## Request
Scan each line of the records for the word "contributions" and extract the ones that have it.

## Material to process
[Start]

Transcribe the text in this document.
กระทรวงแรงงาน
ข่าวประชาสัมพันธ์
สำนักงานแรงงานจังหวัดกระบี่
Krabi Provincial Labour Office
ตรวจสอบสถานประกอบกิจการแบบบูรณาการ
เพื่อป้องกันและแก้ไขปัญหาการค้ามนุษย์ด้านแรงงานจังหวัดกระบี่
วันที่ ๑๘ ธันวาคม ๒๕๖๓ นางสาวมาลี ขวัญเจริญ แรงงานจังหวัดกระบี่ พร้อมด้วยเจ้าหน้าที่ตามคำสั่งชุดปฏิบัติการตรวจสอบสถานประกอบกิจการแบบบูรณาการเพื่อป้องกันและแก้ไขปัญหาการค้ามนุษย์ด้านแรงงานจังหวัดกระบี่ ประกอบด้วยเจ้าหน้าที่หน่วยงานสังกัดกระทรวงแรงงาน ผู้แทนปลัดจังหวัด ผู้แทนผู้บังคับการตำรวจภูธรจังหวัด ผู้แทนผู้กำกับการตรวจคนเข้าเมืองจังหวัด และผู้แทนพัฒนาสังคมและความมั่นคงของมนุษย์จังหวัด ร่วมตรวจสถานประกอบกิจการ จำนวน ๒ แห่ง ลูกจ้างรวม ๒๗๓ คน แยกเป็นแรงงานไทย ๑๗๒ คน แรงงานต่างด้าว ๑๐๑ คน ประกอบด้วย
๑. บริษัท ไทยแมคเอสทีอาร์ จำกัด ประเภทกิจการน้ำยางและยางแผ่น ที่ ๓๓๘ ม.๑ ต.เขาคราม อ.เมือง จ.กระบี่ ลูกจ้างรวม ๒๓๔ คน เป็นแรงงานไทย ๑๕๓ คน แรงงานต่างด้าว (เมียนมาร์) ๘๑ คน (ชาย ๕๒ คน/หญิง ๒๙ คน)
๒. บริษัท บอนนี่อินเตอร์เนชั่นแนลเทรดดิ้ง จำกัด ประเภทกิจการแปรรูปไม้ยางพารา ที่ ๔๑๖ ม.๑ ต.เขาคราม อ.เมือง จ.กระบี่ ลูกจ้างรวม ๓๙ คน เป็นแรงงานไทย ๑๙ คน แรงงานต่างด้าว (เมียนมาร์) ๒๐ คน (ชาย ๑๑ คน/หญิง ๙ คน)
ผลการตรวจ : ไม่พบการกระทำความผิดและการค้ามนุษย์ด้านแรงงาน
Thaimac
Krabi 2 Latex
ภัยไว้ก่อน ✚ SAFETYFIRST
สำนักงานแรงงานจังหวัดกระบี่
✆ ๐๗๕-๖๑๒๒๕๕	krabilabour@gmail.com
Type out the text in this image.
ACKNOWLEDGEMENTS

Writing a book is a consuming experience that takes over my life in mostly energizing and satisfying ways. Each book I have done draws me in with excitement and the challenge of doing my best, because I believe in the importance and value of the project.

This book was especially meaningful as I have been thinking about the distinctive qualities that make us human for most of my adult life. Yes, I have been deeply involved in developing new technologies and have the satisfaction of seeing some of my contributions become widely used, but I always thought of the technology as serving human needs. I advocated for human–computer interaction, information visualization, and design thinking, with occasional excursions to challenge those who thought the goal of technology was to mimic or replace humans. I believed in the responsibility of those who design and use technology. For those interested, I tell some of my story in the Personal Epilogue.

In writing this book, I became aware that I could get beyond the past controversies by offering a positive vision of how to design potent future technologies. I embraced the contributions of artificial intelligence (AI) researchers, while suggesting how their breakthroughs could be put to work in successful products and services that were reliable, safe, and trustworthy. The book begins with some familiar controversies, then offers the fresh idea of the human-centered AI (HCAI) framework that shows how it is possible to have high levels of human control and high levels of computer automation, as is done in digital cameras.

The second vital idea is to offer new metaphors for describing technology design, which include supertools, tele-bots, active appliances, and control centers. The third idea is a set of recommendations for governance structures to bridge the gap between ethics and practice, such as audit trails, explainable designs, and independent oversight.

[End]

## The answer
This book was especially meaningful as I have been thinking about the distinctive qualities that make us human for most of my adult life. Yes, I have been deeply involved in developing new technologies and have the satisfaction of seeing some of my contributions become widely used, but I always thought of the technology as serving human needs. I advocated for human–computer interaction, information visualization, and design thinking, with occasional excursions to challenge those who thought the goal of technology was to mimic or replace humans. I believed in the responsibility of those who design and use technology. For those interested, I tell some of my story in the Personal Epilogue.
In writing this book, I became aware that I could get beyond the past controversies by offering a positive vision of how to design potent future technologies. I embraced the contributions of artificial intelligence (AI) researchers, while suggesting how their breakthroughs could be put to work in successful products and services that were reliable, safe, and trustworthy. The book begins with some familiar controversies, then offers the fresh idea of the human-centered AI (HCAI) framework that shows how it is possible to have high levels of human control and high levels of computer automation, as is done in digital cameras.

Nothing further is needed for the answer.